┌────────

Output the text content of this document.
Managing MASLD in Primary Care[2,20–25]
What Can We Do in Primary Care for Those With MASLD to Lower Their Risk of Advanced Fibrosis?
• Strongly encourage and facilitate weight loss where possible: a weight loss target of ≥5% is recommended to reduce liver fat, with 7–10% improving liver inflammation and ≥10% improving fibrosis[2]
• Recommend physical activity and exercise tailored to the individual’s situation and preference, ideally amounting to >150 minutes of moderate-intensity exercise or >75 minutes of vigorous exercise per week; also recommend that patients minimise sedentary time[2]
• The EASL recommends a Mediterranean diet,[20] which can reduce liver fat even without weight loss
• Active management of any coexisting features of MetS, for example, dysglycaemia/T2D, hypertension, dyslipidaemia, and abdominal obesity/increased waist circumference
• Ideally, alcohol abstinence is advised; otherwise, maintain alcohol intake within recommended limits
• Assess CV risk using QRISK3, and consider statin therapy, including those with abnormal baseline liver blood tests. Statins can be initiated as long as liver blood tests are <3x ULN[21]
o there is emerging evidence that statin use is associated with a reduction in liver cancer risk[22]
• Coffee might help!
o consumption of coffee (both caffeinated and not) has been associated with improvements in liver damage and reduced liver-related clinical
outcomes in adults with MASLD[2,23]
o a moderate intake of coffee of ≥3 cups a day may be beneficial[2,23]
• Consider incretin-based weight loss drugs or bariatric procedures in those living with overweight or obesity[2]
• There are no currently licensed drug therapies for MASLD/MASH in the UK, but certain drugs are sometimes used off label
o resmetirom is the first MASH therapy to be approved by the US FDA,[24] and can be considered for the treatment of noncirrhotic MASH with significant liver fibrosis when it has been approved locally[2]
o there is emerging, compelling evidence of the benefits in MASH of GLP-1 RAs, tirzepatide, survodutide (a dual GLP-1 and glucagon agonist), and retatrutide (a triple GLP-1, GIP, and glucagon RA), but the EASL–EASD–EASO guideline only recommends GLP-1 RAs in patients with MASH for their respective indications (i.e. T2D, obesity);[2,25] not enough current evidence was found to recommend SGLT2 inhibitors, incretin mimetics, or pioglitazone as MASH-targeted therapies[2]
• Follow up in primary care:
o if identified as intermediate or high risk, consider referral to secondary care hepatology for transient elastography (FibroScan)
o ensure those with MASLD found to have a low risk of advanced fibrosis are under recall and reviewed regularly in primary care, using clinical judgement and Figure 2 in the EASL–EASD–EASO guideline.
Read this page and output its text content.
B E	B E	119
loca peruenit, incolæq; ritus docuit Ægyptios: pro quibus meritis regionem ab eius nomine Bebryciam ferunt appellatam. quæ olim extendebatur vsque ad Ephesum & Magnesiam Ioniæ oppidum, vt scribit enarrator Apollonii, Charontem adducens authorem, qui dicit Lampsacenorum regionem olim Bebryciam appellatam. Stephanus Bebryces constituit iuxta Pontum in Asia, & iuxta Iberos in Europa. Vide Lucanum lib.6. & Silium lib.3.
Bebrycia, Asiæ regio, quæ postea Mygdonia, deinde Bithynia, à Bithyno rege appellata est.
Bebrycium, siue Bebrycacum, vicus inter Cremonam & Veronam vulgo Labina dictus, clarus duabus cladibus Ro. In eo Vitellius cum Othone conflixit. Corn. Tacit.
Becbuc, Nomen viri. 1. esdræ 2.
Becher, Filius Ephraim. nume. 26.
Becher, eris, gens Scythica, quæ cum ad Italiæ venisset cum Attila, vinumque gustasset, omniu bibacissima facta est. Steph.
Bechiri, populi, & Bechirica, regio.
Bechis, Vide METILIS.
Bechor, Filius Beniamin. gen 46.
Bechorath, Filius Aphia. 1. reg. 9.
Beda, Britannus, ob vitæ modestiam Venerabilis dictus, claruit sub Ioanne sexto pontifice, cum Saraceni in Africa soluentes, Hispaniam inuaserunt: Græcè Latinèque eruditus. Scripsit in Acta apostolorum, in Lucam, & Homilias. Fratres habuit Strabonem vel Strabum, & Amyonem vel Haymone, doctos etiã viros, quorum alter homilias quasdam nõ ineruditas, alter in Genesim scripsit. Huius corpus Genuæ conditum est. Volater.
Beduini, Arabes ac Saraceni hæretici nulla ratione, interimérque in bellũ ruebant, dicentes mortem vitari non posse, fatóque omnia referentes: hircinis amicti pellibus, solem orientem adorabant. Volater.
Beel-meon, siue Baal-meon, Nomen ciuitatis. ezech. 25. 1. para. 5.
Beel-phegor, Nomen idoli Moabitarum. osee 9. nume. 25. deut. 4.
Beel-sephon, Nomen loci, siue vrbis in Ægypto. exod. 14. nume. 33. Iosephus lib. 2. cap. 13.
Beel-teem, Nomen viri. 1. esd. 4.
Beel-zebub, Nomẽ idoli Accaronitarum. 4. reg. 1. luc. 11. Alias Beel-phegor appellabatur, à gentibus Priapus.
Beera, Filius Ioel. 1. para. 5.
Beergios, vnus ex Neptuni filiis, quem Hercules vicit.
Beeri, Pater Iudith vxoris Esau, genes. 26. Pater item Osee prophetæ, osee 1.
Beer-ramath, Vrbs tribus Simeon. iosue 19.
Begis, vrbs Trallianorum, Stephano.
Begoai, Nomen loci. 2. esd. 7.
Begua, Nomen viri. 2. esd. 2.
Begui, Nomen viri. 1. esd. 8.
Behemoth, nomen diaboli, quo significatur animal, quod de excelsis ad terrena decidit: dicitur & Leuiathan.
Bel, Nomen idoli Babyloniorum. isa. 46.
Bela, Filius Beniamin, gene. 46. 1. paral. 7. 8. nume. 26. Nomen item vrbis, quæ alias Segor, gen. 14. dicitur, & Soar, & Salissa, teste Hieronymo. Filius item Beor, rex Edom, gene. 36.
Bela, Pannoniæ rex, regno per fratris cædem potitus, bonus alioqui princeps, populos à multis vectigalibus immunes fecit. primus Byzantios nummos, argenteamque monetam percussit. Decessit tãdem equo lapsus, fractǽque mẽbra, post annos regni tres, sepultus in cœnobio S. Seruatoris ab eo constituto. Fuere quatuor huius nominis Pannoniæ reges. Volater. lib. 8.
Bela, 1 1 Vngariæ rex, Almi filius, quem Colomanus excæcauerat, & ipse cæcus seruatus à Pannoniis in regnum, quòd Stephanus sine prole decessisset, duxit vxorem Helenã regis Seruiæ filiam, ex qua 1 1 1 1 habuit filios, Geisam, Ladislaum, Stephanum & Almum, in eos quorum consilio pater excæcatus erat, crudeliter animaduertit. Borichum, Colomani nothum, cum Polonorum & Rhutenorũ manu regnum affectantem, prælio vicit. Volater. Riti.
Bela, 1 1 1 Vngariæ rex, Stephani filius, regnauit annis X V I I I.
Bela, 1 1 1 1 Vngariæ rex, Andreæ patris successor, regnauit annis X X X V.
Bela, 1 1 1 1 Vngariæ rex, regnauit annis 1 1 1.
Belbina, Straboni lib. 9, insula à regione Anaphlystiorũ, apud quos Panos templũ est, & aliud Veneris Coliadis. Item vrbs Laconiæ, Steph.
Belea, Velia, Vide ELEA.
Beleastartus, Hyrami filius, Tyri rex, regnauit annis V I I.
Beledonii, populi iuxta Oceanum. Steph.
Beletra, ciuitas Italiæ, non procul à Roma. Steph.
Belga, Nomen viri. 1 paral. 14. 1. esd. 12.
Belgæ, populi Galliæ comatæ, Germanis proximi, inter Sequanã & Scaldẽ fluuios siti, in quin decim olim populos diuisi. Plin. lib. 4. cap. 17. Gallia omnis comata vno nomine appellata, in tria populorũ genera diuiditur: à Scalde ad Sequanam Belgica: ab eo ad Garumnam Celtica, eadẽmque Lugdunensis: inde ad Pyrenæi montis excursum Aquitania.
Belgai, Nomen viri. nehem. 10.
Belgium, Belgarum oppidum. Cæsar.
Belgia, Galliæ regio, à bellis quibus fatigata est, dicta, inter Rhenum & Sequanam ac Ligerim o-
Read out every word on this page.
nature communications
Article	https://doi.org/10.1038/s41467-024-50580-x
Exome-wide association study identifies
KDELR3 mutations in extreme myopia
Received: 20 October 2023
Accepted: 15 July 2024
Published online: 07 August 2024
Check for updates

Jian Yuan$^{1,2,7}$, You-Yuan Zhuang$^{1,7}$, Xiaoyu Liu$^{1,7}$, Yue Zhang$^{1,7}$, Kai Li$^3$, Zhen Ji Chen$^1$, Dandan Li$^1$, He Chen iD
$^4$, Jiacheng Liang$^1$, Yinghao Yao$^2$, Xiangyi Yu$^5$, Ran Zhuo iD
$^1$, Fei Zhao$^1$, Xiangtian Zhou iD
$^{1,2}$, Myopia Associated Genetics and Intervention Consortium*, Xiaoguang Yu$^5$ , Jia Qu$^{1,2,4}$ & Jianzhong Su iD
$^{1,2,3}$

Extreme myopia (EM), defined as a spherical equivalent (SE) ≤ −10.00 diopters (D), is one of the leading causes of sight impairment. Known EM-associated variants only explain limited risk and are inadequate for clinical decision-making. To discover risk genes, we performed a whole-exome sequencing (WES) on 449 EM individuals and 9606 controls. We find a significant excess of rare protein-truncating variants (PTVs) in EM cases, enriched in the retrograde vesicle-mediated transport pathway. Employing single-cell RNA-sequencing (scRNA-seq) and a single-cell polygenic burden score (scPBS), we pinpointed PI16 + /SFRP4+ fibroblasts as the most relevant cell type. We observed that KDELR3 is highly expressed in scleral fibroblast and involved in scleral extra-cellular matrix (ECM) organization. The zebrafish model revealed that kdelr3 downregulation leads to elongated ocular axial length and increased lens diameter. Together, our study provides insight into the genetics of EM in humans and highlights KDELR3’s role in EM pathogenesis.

└────────

Determine how many lines in the listing above hold the string "EASD", then write only the number.

2